== Data listing ==
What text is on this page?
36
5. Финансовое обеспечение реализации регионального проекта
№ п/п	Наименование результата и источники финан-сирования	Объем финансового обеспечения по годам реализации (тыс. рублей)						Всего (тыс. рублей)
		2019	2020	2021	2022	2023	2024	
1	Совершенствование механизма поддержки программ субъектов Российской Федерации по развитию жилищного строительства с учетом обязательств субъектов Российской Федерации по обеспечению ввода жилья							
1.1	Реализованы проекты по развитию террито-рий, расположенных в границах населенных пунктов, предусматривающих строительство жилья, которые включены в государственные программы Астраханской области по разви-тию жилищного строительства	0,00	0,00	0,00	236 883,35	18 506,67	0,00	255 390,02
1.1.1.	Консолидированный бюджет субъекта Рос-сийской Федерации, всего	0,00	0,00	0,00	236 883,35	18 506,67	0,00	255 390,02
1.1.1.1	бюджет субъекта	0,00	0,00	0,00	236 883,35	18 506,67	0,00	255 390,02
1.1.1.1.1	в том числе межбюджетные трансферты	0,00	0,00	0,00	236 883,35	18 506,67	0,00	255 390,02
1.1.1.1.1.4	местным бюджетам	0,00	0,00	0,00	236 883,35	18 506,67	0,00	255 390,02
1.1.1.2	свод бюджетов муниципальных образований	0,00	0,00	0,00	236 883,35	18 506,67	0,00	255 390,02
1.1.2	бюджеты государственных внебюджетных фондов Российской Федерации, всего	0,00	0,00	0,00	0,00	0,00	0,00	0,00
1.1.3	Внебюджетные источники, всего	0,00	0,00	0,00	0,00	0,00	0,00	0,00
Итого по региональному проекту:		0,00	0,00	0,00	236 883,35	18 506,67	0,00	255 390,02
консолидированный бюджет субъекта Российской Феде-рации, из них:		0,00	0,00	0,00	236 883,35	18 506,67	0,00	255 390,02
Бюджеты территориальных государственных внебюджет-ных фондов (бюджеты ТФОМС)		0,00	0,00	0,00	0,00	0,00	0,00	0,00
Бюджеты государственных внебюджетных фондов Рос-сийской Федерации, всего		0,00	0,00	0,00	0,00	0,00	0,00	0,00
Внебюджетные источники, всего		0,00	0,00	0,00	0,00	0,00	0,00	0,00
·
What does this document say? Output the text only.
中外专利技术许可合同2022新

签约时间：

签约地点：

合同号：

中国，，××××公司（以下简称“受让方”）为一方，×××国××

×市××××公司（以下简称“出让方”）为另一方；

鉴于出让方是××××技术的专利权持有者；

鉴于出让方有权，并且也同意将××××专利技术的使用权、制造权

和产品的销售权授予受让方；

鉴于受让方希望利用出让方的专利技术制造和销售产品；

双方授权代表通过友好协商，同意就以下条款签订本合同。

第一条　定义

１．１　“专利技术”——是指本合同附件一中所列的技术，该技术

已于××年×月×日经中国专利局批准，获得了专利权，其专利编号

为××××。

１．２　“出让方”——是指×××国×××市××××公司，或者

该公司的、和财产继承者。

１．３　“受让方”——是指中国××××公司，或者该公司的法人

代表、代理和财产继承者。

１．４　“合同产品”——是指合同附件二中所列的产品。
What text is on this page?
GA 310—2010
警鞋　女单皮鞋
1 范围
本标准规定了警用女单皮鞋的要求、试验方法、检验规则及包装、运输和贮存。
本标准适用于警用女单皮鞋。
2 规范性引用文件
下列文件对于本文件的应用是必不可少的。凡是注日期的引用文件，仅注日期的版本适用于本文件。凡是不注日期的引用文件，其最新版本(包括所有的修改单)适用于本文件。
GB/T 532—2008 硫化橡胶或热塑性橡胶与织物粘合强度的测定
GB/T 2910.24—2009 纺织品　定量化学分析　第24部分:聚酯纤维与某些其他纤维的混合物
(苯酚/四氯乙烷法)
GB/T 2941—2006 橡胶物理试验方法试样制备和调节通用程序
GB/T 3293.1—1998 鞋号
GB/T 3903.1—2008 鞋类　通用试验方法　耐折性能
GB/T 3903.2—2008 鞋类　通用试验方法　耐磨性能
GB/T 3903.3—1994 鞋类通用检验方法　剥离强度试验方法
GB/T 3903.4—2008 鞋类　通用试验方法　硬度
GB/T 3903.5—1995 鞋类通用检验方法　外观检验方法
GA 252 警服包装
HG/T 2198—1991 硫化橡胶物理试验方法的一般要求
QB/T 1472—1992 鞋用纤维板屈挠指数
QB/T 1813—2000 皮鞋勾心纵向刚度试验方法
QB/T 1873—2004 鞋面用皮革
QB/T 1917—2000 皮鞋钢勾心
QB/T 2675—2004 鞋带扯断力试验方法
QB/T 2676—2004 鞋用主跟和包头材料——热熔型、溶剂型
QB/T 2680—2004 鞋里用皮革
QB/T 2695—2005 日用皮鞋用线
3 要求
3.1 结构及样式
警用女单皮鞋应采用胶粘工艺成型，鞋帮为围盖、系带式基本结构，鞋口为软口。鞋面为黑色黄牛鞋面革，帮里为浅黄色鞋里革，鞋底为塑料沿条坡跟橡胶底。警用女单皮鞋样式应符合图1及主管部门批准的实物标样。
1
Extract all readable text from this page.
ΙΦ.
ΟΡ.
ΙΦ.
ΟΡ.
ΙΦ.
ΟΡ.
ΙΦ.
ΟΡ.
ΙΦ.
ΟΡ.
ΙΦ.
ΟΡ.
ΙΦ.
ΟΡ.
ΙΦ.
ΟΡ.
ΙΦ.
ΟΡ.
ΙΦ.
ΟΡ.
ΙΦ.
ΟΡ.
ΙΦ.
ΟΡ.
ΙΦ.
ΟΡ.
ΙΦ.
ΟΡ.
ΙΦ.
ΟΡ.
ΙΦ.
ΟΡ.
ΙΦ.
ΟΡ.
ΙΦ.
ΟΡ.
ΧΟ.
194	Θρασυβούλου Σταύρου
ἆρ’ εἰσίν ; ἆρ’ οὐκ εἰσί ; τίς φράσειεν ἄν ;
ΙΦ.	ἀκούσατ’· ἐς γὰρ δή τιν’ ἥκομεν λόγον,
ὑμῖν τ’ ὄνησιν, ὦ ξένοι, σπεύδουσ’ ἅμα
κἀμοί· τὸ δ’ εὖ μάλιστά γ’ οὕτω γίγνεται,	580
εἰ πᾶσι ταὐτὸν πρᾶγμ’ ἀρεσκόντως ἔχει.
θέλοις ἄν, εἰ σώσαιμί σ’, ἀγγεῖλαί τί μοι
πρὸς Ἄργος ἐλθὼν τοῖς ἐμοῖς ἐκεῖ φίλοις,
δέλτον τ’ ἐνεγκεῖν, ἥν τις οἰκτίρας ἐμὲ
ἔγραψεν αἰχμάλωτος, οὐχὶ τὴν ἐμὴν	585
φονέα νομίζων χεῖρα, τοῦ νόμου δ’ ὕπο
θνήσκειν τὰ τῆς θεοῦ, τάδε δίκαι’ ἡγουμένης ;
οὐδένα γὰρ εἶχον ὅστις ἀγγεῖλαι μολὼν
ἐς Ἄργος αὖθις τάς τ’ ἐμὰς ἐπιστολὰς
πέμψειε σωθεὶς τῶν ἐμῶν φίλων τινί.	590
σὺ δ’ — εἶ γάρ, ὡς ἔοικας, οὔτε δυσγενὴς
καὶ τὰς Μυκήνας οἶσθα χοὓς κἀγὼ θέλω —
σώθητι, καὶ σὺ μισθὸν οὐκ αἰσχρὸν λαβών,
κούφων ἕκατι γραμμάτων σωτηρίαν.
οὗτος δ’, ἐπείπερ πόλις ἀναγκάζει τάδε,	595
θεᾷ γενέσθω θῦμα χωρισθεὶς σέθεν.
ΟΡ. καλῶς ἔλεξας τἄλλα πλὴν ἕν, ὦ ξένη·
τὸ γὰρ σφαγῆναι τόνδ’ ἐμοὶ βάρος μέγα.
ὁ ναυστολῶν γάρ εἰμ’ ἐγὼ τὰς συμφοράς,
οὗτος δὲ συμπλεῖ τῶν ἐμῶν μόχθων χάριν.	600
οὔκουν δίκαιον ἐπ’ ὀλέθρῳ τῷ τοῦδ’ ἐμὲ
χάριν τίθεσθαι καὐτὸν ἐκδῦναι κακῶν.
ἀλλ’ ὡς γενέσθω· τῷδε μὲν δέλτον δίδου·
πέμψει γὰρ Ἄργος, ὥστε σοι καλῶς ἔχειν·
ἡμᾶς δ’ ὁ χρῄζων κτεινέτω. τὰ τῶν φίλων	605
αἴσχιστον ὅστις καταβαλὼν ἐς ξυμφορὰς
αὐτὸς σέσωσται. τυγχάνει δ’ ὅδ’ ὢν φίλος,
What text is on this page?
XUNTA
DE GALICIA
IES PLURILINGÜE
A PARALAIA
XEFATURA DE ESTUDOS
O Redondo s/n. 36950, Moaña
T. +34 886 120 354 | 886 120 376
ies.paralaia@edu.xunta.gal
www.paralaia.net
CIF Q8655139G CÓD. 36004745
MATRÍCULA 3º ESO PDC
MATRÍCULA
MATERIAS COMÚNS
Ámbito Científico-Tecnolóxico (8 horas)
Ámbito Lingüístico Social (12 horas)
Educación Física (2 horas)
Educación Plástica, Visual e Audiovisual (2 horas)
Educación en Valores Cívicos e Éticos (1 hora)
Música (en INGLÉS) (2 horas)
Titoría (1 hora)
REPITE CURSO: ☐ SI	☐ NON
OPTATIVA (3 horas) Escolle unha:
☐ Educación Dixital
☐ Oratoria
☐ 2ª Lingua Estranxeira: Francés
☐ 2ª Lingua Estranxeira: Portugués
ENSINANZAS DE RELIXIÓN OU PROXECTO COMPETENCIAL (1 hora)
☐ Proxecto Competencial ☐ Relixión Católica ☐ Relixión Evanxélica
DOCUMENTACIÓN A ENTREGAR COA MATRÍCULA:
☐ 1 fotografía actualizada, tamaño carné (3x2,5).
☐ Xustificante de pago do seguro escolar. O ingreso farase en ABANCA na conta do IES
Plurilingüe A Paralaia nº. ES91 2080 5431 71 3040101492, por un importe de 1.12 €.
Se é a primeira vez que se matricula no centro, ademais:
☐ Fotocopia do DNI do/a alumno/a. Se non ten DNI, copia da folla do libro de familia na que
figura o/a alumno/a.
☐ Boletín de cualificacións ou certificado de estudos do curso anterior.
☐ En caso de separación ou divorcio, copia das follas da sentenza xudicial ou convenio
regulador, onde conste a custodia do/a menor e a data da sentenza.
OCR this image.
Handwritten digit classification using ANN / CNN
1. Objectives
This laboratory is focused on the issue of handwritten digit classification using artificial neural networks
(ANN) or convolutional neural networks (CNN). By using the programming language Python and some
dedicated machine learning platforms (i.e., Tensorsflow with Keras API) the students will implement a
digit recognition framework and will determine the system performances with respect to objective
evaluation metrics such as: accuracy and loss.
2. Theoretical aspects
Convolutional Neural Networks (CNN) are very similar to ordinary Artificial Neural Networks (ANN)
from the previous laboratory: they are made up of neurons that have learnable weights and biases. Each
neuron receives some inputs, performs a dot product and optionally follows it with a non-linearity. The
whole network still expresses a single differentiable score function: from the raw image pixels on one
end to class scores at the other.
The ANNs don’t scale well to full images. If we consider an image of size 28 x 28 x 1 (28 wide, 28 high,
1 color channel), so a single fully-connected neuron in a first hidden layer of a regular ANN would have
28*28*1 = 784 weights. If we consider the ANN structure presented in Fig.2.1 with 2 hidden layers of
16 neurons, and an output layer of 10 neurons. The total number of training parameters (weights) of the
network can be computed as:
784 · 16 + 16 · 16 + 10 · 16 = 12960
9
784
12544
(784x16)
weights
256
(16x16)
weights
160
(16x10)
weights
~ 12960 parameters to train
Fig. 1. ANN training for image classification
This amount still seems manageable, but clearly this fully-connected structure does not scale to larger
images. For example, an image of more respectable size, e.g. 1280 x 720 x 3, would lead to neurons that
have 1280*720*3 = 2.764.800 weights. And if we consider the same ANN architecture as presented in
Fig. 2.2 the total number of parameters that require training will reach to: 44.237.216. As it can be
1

== What to produce ==
Answer only with how many lines in the records include "Educación".

== Exercise output ==
4